(begin)
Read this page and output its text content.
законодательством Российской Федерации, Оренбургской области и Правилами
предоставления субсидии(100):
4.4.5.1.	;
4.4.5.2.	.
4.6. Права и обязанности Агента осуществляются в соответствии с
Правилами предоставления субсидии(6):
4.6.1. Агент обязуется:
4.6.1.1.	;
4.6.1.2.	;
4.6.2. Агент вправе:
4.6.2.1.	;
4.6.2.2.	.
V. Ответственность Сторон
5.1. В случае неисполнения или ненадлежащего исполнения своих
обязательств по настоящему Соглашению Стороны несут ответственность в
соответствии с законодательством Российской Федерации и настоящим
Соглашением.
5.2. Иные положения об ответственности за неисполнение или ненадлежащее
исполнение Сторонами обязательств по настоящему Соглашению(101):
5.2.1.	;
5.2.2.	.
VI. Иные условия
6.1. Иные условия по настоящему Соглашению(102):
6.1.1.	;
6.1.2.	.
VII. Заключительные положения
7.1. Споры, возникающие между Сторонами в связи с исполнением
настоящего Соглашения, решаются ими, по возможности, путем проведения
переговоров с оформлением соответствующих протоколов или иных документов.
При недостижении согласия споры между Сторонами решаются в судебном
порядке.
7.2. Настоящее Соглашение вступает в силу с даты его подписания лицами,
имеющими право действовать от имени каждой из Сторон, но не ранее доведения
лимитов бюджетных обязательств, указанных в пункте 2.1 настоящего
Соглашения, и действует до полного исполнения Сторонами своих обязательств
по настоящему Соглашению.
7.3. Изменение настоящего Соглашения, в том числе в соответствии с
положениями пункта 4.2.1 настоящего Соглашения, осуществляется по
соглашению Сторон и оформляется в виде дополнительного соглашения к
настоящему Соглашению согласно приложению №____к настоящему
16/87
(end)
- OBJECTIVE -
Copy out all of the records above with nothing altered.

- TASK ANSWER -
Read this page and output its text content.
законодательством Российской Федерации, Оренбургской области и Правилами
предоставления субсидии(100):
4.4.5.1.	;
4.4.5.2.	.
4.6. Права и обязанности Агента осуществляются в соответствии с
Правилами предоставления субсидии(6):
4.6.1. Агент обязуется:
4.6.1.1.	;
4.6.1.2.	;
4.6.2. Агент вправе:
4.6.2.1.	;
4.6.2.2.	.
V. Ответственность Сторон
5.1. В случае неисполнения или ненадлежащего исполнения своих
обязательств по настоящему Соглашению Стороны несут ответственность в
соответствии с законодательством Российской Федерации и настоящим
Соглашением.
5.2. Иные положения об ответственности за неисполнение или ненадлежащее
исполнение Сторонами обязательств по настоящему Соглашению(101):
5.2.1.	;
5.2.2.	.
VI. Иные условия
6.1. Иные условия по настоящему Соглашению(102):
6.1.1.	;
6.1.2.	.
VII. Заключительные положения
7.1. Споры, возникающие между Сторонами в связи с исполнением
настоящего Соглашения, решаются ими, по возможности, путем проведения
переговоров с оформлением соответствующих протоколов или иных документов.
При недостижении согласия споры между Сторонами решаются в судебном
порядке.
7.2. Настоящее Соглашение вступает в силу с даты его подписания лицами,
имеющими право действовать от имени каждой из Сторон, но не ранее доведения
лимитов бюджетных обязательств, указанных в пункте 2.1 настоящего
Соглашения, и действует до полного исполнения Сторонами своих обязательств
по настоящему Соглашению.
7.3. Изменение настоящего Соглашения, в том числе в соответствии с
положениями пункта 4.2.1 настоящего Соглашения, осуществляется по
соглашению Сторон и оформляется в виде дополнительного соглашения к
настоящему Соглашению согласно приложению №____к настоящему
16/87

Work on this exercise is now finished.